** BEGIN Data for the task **

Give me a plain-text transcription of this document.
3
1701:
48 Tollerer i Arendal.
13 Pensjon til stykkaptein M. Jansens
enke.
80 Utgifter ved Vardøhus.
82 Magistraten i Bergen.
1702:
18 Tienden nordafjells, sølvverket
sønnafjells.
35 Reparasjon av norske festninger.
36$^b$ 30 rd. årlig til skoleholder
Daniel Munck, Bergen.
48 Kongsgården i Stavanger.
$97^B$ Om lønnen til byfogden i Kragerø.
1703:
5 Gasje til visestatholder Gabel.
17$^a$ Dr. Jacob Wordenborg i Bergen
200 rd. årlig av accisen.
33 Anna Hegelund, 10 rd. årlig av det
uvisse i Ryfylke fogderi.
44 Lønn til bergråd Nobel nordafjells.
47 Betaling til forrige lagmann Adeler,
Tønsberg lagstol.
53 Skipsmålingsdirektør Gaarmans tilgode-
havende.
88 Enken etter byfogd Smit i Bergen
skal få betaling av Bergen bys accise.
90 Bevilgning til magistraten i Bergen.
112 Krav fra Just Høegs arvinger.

** END Data for the task **
** BEGIN Data for the task **

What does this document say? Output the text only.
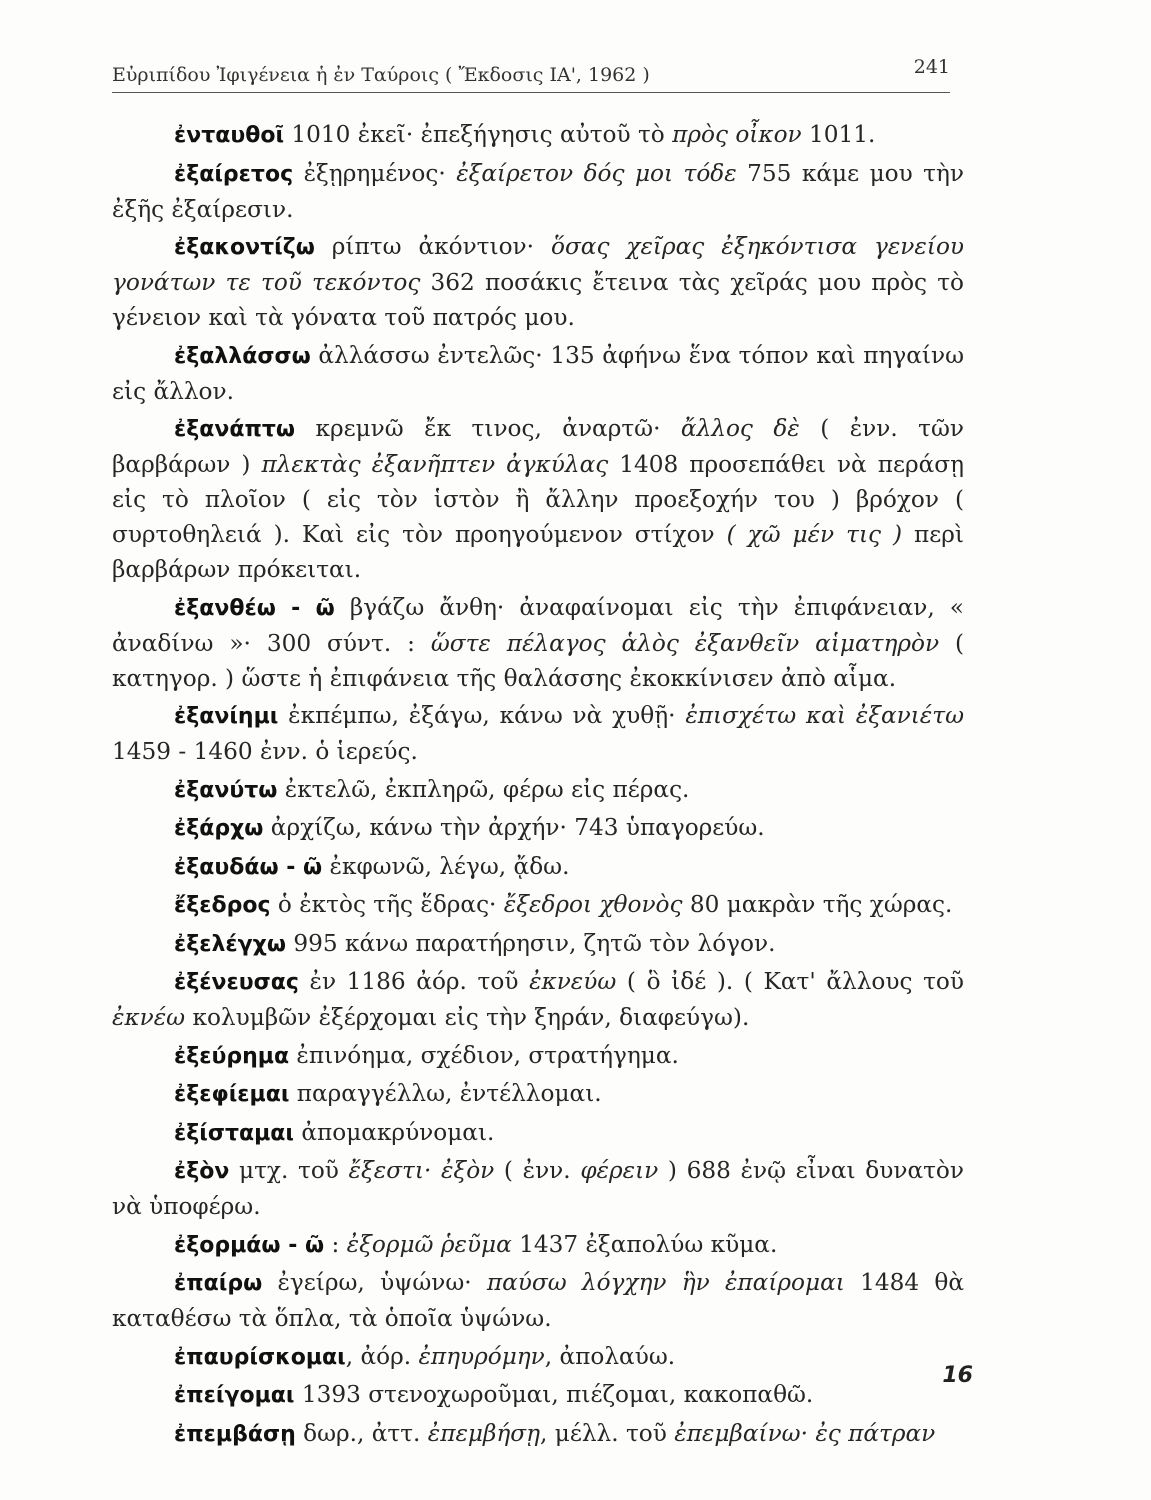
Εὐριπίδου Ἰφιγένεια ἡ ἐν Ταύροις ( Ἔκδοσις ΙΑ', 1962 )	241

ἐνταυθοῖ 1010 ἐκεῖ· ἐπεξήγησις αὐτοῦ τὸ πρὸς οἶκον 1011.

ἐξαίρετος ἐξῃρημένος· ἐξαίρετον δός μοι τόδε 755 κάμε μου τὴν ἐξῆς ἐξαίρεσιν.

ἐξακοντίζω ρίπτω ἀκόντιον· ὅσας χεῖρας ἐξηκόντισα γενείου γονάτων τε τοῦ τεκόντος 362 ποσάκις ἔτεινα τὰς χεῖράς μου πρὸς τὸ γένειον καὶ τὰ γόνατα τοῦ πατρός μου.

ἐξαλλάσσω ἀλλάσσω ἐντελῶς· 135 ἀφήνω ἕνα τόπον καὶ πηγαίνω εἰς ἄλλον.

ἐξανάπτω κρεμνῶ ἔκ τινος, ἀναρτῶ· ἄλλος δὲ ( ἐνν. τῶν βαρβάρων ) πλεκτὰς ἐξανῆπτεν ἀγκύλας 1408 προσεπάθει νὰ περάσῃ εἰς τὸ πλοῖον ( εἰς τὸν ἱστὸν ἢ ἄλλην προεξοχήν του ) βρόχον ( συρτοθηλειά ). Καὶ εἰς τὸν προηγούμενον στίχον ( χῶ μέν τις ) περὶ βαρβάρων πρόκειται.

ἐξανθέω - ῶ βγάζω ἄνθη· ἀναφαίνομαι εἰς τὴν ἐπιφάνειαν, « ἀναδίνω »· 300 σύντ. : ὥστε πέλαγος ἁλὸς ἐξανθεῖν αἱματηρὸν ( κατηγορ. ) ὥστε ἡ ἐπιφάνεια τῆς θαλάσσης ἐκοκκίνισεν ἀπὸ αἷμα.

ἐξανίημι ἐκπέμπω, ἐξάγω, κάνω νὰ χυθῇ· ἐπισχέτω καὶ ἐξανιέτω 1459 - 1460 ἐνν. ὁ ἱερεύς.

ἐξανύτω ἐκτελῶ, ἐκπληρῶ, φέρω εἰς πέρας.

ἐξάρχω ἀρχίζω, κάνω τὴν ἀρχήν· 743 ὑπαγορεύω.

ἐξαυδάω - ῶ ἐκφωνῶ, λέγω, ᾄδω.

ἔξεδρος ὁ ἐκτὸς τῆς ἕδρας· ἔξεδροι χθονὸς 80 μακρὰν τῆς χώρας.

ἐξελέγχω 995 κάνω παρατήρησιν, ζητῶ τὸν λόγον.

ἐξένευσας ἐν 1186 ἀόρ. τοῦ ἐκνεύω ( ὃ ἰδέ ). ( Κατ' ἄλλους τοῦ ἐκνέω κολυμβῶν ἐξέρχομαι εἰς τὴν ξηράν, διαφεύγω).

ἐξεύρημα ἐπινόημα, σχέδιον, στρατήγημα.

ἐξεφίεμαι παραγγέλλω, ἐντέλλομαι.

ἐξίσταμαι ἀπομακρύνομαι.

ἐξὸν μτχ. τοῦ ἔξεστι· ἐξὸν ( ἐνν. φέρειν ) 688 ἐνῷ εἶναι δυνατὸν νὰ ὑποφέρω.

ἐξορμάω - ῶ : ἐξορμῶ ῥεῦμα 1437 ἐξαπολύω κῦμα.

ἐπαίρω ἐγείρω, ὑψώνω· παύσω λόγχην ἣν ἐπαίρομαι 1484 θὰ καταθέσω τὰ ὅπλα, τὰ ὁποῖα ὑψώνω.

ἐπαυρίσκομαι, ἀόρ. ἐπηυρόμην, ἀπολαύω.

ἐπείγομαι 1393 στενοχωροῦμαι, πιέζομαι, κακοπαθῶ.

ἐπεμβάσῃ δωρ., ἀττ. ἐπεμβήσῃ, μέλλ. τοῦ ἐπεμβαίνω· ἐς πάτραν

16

** END Data for the task **
** BEGIN Data for the task **

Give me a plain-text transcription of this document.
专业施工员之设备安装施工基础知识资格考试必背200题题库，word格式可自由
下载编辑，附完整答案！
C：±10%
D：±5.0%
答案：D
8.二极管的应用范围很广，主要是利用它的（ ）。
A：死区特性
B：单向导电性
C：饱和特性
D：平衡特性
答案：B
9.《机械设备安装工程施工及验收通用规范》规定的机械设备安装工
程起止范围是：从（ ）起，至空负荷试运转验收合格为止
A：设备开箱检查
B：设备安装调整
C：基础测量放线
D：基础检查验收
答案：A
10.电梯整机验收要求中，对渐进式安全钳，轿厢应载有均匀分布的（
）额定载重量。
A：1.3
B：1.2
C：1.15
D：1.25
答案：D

** END Data for the task **

[The request]: Check the records above line by line and tally those holding the string "årlig". Answer with the number only.

[Output of the task]: 3